**WORK TO BE COMPLETED:** An exact, complete copy of the entries below is required, minus any pictures.

**Images of document pages with text:**
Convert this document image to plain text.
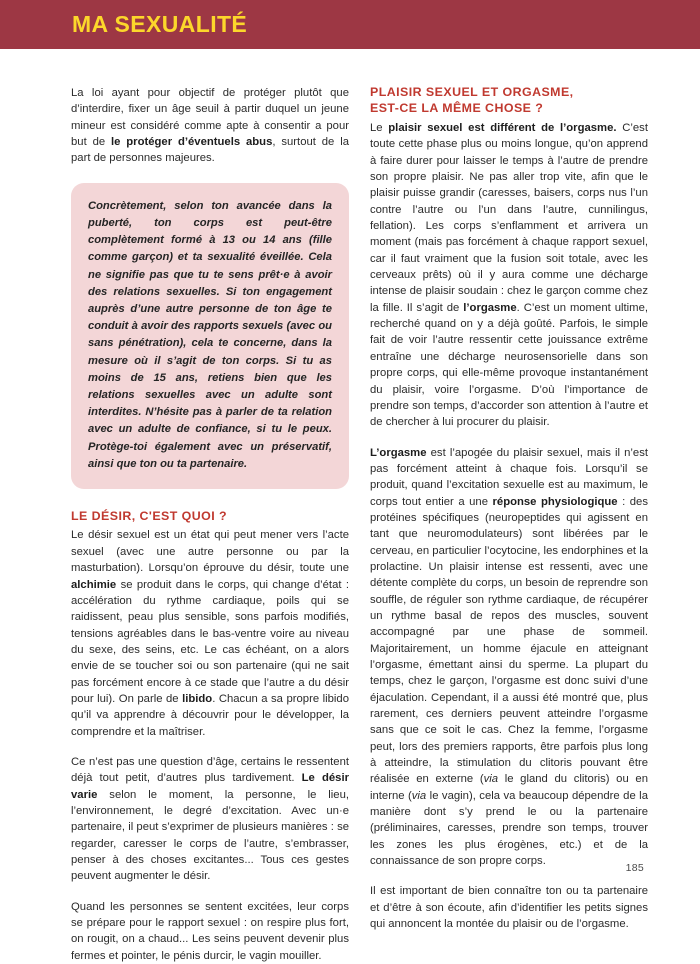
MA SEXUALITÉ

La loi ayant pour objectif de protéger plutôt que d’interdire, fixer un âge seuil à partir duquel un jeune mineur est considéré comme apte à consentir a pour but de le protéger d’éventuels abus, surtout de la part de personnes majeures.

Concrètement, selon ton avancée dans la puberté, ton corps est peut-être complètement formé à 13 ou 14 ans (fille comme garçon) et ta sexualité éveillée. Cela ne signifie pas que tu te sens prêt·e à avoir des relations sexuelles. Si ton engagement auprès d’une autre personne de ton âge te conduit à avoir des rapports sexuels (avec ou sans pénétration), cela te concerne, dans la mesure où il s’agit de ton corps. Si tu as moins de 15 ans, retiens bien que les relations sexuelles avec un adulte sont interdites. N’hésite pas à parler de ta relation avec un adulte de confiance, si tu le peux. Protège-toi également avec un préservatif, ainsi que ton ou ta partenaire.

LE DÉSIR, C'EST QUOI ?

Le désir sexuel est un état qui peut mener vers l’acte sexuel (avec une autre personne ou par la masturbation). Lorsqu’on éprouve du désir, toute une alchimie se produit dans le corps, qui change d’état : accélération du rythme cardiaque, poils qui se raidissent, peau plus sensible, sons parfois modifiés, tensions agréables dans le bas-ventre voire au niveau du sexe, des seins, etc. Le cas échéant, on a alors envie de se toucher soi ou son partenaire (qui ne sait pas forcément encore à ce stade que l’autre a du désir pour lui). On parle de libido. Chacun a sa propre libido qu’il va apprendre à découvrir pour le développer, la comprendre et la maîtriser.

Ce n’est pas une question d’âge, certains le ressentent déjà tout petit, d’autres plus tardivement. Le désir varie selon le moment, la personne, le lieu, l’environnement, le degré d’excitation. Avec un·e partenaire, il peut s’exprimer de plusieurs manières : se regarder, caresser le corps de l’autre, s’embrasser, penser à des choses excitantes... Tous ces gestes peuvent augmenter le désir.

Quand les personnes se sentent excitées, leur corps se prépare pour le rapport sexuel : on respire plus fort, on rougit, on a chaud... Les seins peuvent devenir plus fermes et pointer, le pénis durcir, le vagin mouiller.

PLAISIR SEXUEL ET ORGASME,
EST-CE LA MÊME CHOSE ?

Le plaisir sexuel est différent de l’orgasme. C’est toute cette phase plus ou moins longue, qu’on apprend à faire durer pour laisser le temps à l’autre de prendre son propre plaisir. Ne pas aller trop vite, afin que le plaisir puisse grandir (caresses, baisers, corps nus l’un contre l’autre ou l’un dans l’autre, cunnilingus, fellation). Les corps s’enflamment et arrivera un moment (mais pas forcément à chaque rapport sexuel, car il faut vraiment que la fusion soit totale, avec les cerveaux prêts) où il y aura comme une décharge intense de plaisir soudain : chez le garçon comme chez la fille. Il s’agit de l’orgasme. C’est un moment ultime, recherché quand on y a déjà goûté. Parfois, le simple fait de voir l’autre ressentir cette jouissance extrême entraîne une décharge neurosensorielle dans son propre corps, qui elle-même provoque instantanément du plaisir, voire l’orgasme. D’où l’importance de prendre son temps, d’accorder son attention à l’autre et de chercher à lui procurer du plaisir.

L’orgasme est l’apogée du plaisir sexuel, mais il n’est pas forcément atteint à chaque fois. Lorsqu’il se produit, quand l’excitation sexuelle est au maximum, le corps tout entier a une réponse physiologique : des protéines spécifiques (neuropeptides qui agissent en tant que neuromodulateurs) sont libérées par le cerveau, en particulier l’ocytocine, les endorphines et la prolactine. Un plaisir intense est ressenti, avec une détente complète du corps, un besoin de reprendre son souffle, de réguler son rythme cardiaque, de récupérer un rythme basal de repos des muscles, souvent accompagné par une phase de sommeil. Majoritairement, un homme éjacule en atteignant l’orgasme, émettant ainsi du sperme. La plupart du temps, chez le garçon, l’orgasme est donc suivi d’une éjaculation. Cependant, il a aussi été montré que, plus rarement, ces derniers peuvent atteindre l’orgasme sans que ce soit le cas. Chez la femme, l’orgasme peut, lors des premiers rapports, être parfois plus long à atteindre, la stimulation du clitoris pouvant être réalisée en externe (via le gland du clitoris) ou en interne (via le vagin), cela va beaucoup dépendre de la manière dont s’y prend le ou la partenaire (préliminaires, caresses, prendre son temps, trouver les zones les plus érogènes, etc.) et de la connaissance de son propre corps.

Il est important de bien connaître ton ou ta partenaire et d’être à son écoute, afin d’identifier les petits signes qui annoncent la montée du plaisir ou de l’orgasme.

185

**ANSWER TO THE EXERCISE:**
Convert this document image to plain text.
MA SEXUALITÉ

La loi ayant pour objectif de protéger plutôt que d’interdire, fixer un âge seuil à partir duquel un jeune mineur est considéré comme apte à consentir a pour but de le protéger d’éventuels abus, surtout de la part de personnes majeures.

Concrètement, selon ton avancée dans la puberté, ton corps est peut-être complètement formé à 13 ou 14 ans (fille comme garçon) et ta sexualité éveillée. Cela ne signifie pas que tu te sens prêt·e à avoir des relations sexuelles. Si ton engagement auprès d’une autre personne de ton âge te conduit à avoir des rapports sexuels (avec ou sans pénétration), cela te concerne, dans la mesure où il s’agit de ton corps. Si tu as moins de 15 ans, retiens bien que les relations sexuelles avec un adulte sont interdites. N’hésite pas à parler de ta relation avec un adulte de confiance, si tu le peux. Protège-toi également avec un préservatif, ainsi que ton ou ta partenaire.

LE DÉSIR, C'EST QUOI ?

Le désir sexuel est un état qui peut mener vers l’acte sexuel (avec une autre personne ou par la masturbation). Lorsqu’on éprouve du désir, toute une alchimie se produit dans le corps, qui change d’état : accélération du rythme cardiaque, poils qui se raidissent, peau plus sensible, sons parfois modifiés, tensions agréables dans le bas-ventre voire au niveau du sexe, des seins, etc. Le cas échéant, on a alors envie de se toucher soi ou son partenaire (qui ne sait pas forcément encore à ce stade que l’autre a du désir pour lui). On parle de libido. Chacun a sa propre libido qu’il va apprendre à découvrir pour le développer, la comprendre et la maîtriser.

Ce n’est pas une question d’âge, certains le ressentent déjà tout petit, d’autres plus tardivement. Le désir varie selon le moment, la personne, le lieu, l’environnement, le degré d’excitation. Avec un·e partenaire, il peut s’exprimer de plusieurs manières : se regarder, caresser le corps de l’autre, s’embrasser, penser à des choses excitantes... Tous ces gestes peuvent augmenter le désir.

Quand les personnes se sentent excitées, leur corps se prépare pour le rapport sexuel : on respire plus fort, on rougit, on a chaud... Les seins peuvent devenir plus fermes et pointer, le pénis durcir, le vagin mouiller.

PLAISIR SEXUEL ET ORGASME,
EST-CE LA MÊME CHOSE ?

Le plaisir sexuel est différent de l’orgasme. C’est toute cette phase plus ou moins longue, qu’on apprend à faire durer pour laisser le temps à l’autre de prendre son propre plaisir. Ne pas aller trop vite, afin que le plaisir puisse grandir (caresses, baisers, corps nus l’un contre l’autre ou l’un dans l’autre, cunnilingus, fellation). Les corps s’enflamment et arrivera un moment (mais pas forcément à chaque rapport sexuel, car il faut vraiment que la fusion soit totale, avec les cerveaux prêts) où il y aura comme une décharge intense de plaisir soudain : chez le garçon comme chez la fille. Il s’agit de l’orgasme. C’est un moment ultime, recherché quand on y a déjà goûté. Parfois, le simple fait de voir l’autre ressentir cette jouissance extrême entraîne une décharge neurosensorielle dans son propre corps, qui elle-même provoque instantanément du plaisir, voire l’orgasme. D’où l’importance de prendre son temps, d’accorder son attention à l’autre et de chercher à lui procurer du plaisir.

L’orgasme est l’apogée du plaisir sexuel, mais il n’est pas forcément atteint à chaque fois. Lorsqu’il se produit, quand l’excitation sexuelle est au maximum, le corps tout entier a une réponse physiologique : des protéines spécifiques (neuropeptides qui agissent en tant que neuromodulateurs) sont libérées par le cerveau, en particulier l’ocytocine, les endorphines et la prolactine. Un plaisir intense est ressenti, avec une détente complète du corps, un besoin de reprendre son souffle, de réguler son rythme cardiaque, de récupérer un rythme basal de repos des muscles, souvent accompagné par une phase de sommeil. Majoritairement, un homme éjacule en atteignant l’orgasme, émettant ainsi du sperme. La plupart du temps, chez le garçon, l’orgasme est donc suivi d’une éjaculation. Cependant, il a aussi été montré que, plus rarement, ces derniers peuvent atteindre l’orgasme sans que ce soit le cas. Chez la femme, l’orgasme peut, lors des premiers rapports, être parfois plus long à atteindre, la stimulation du clitoris pouvant être réalisée en externe (via le gland du clitoris) ou en interne (via le vagin), cela va beaucoup dépendre de la manière dont s’y prend le ou la partenaire (préliminaires, caresses, prendre son temps, trouver les zones les plus érogènes, etc.) et de la connaissance de son propre corps.

Il est important de bien connaître ton ou ta partenaire et d’être à son écoute, afin d’identifier les petits signes qui annoncent la montée du plaisir ou de l’orgasme.

185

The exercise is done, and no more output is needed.